____ Input
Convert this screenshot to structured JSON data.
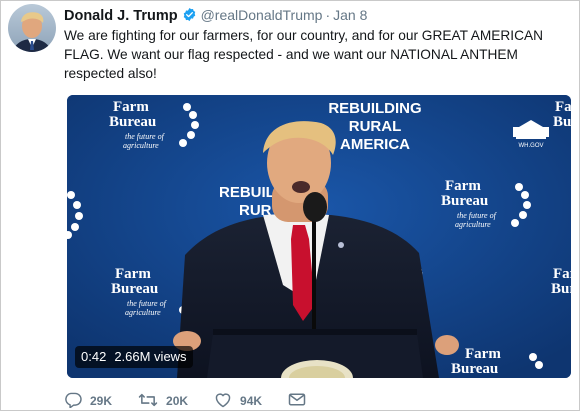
{
  "tweet": {
    "author_name": "Donald J. Trump",
    "handle": "@realDonaldTrump",
    "separator": "·",
    "date": "Jan 8",
    "text": "We are fighting for our farmers, for our country, and for our GREAT AMERICAN FLAG. We want our flag respected - and we want our NATIONAL ANTHEM respected also!"
  },
  "video": {
    "duration": "0:42",
    "views": "2.66M views",
    "backdrop": {
      "logo_line1": "Farm",
      "logo_line2": "Bureau",
      "logo_tagline1": "the future of",
      "logo_tagline2": "agriculture",
      "banner_line1": "REBUILDING",
      "banner_line2": "RURAL",
      "banner_line3": "AMERICA",
      "banner_partial1": "REBUIL",
      "banner_partial2": "RUR",
      "seal_text": "WH.GOV"
    }
  },
  "actions": {
    "replies": "29K",
    "retweets": "20K",
    "likes": "94K"
  },
  "colors": {
    "verified_badge": "#1da1f2",
    "backdrop_blue": "#123d7e",
    "text_muted": "#657786"
  },
  "icons": [
    "verified-badge-icon",
    "reply-icon",
    "retweet-icon",
    "like-icon",
    "mail-icon"
  ]
}
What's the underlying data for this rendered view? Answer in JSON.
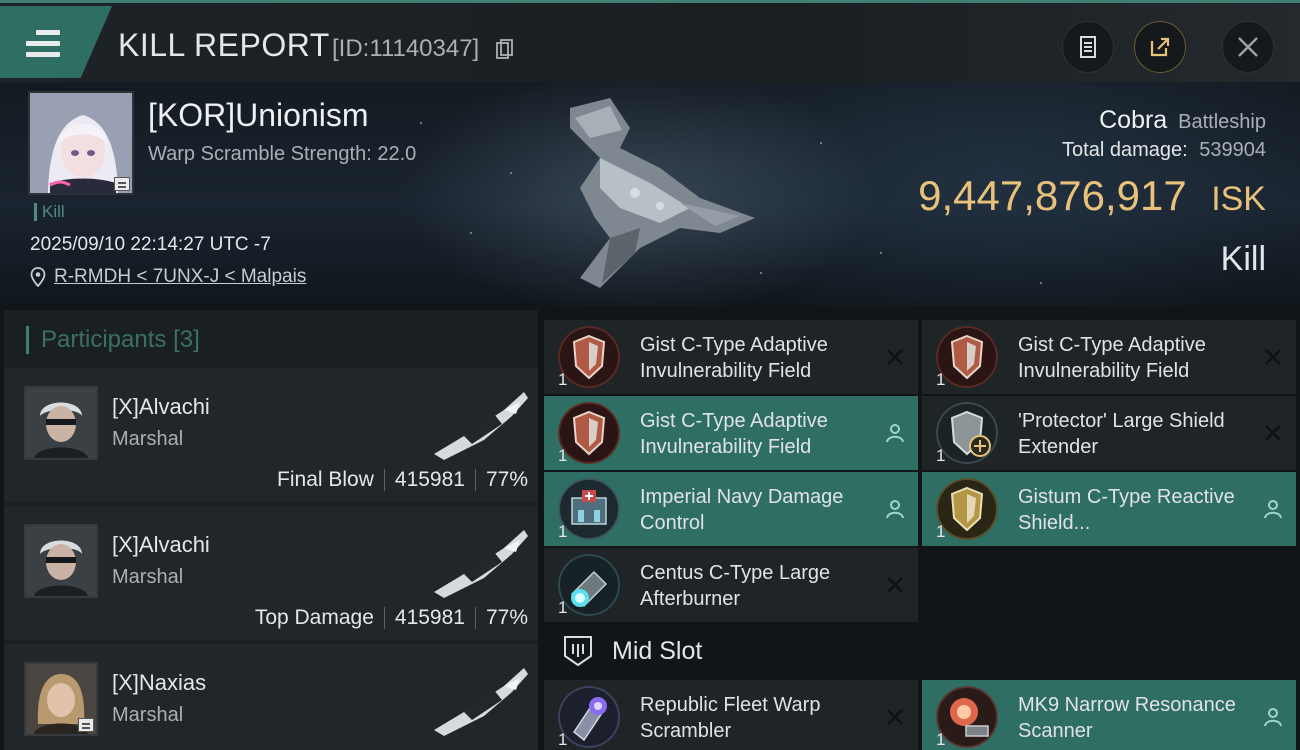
{
  "header": {
    "title": "KILL REPORT",
    "report_id": "[ID:11140347]"
  },
  "victim": {
    "name": "[KOR]Unionism",
    "warp_scramble": "Warp Scramble Strength: 22.0",
    "tag": "Kill",
    "timestamp": "2025/09/10 22:14:27 UTC -7",
    "location": "R-RMDH < 7UNX-J < Malpais"
  },
  "ship": {
    "name": "Cobra",
    "class": "Battleship",
    "damage_label": "Total damage:",
    "damage_value": "539904",
    "isk_value": "9,447,876,917",
    "isk_unit": "ISK",
    "result": "Kill"
  },
  "participants": {
    "label": "Participants",
    "count": "[3]",
    "items": [
      {
        "name": "[X]Alvachi",
        "rank": "Marshal",
        "role": "Final Blow",
        "damage": "415981",
        "percent": "77%"
      },
      {
        "name": "[X]Alvachi",
        "rank": "Marshal",
        "role": "Top Damage",
        "damage": "415981",
        "percent": "77%"
      },
      {
        "name": "[X]Naxias",
        "rank": "Marshal",
        "role": "",
        "damage": "",
        "percent": ""
      }
    ]
  },
  "modules": {
    "low": [
      {
        "name": "Gist C-Type Adaptive Invulnerability Field",
        "qty": "1",
        "status": "destroyed",
        "icon": "shield-hardener-icon"
      },
      {
        "name": "Gist C-Type Adaptive Invulnerability Field",
        "qty": "1",
        "status": "destroyed",
        "icon": "shield-hardener-icon"
      },
      {
        "name": "Gist C-Type Adaptive Invulnerability Field",
        "qty": "1",
        "status": "dropped",
        "icon": "shield-hardener-icon"
      },
      {
        "name": "'Protector' Large Shield Extender",
        "qty": "1",
        "status": "destroyed",
        "icon": "shield-extender-icon"
      },
      {
        "name": "Imperial Navy Damage Control",
        "qty": "1",
        "status": "dropped",
        "icon": "damage-control-icon"
      },
      {
        "name": "Gistum C-Type Reactive Shield...",
        "qty": "1",
        "status": "dropped",
        "icon": "reactive-shield-icon"
      },
      {
        "name": "Centus C-Type Large Afterburner",
        "qty": "1",
        "status": "destroyed",
        "icon": "afterburner-icon"
      }
    ],
    "mid_slot_label": "Mid Slot",
    "mid": [
      {
        "name": "Republic Fleet Warp Scrambler",
        "qty": "1",
        "status": "destroyed",
        "icon": "warp-scrambler-icon"
      },
      {
        "name": "MK9 Narrow Resonance Scanner",
        "qty": "1",
        "status": "dropped",
        "icon": "scanner-icon"
      }
    ]
  },
  "colors": {
    "accent": "#2f6e63",
    "isk": "#e8c17a"
  }
}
________
### Stated goal
Copy out the listing exactly as it stands, but not the pictures.

### Reply to the task
Convert this screenshot to structured JSON data.
{
  "tweet": {
    "author_name": "Donald J. Trump",
    "handle": "@realDonaldTrump",
    "separator": "·",
    "date": "Jan 8",
    "text": "We are fighting for our farmers, for our country, and for our GREAT AMERICAN FLAG. We want our flag respected - and we want our NATIONAL ANTHEM respected also!"
  },
  "video": {
    "duration": "0:42",
    "views": "2.66M views",
    "backdrop": {
      "logo_line1": "Farm",
      "logo_line2": "Bureau",
      "logo_tagline1": "the future of",
      "logo_tagline2": "agriculture",
      "banner_line1": "REBUILDING",
      "banner_line2": "RURAL",
      "banner_line3": "AMERICA",
      "banner_partial1": "REBUIL",
      "banner_partial2": "RUR",
      "seal_text": "WH.GOV"
    }
  },
  "actions": {
    "replies": "29K",
    "retweets": "20K",
    "likes": "94K"
  },
  "colors": {
    "verified_badge": "#1da1f2",
    "backdrop_blue": "#123d7e",
    "text_muted": "#657786"
  },
  "icons": [
    "verified-badge-icon",
    "reply-icon",
    "retweet-icon",
    "like-icon",
    "mail-icon"
  ]
}
What's the underlying data for this rendered view? Answer in JSON.
{
  "header": {
    "title": "KILL REPORT",
    "report_id": "[ID:11140347]"
  },
  "victim": {
    "name": "[KOR]Unionism",
    "warp_scramble": "Warp Scramble Strength: 22.0",
    "tag": "Kill",
    "timestamp": "2025/09/10 22:14:27 UTC -7",
    "location": "R-RMDH < 7UNX-J < Malpais"
  },
  "ship": {
    "name": "Cobra",
    "class": "Battleship",
    "damage_label": "Total damage:",
    "damage_value": "539904",
    "isk_value": "9,447,876,917",
    "isk_unit": "ISK",
    "result": "Kill"
  },
  "participants": {
    "label": "Participants",
    "count": "[3]",
    "items": [
      {
        "name": "[X]Alvachi",
        "rank": "Marshal",
        "role": "Final Blow",
        "damage": "415981",
        "percent": "77%"
      },
      {
        "name": "[X]Alvachi",
        "rank": "Marshal",
        "role": "Top Damage",
        "damage": "415981",
        "percent": "77%"
      },
      {
        "name": "[X]Naxias",
        "rank": "Marshal",
        "role": "",
        "damage": "",
        "percent": ""
      }
    ]
  },
  "modules": {
    "low": [
      {
        "name": "Gist C-Type Adaptive Invulnerability Field",
        "qty": "1",
        "status": "destroyed",
        "icon": "shield-hardener-icon"
      },
      {
        "name": "Gist C-Type Adaptive Invulnerability Field",
        "qty": "1",
        "status": "destroyed",
        "icon": "shield-hardener-icon"
      },
      {
        "name": "Gist C-Type Adaptive Invulnerability Field",
        "qty": "1",
        "status": "dropped",
        "icon": "shield-hardener-icon"
      },
      {
        "name": "'Protector' Large Shield Extender",
        "qty": "1",
        "status": "destroyed",
        "icon": "shield-extender-icon"
      },
      {
        "name": "Imperial Navy Damage Control",
        "qty": "1",
        "status": "dropped",
        "icon": "damage-control-icon"
      },
      {
        "name": "Gistum C-Type Reactive Shield...",
        "qty": "1",
        "status": "dropped",
        "icon": "reactive-shield-icon"
      },
      {
        "name": "Centus C-Type Large Afterburner",
        "qty": "1",
        "status": "destroyed",
        "icon": "afterburner-icon"
      }
    ],
    "mid_slot_label": "Mid Slot",
    "mid": [
      {
        "name": "Republic Fleet Warp Scrambler",
        "qty": "1",
        "status": "destroyed",
        "icon": "warp-scrambler-icon"
      },
      {
        "name": "MK9 Narrow Resonance Scanner",
        "qty": "1",
        "status": "dropped",
        "icon": "scanner-icon"
      }
    ]
  },
  "colors": {
    "accent": "#2f6e63",
    "isk": "#e8c17a"
  }
}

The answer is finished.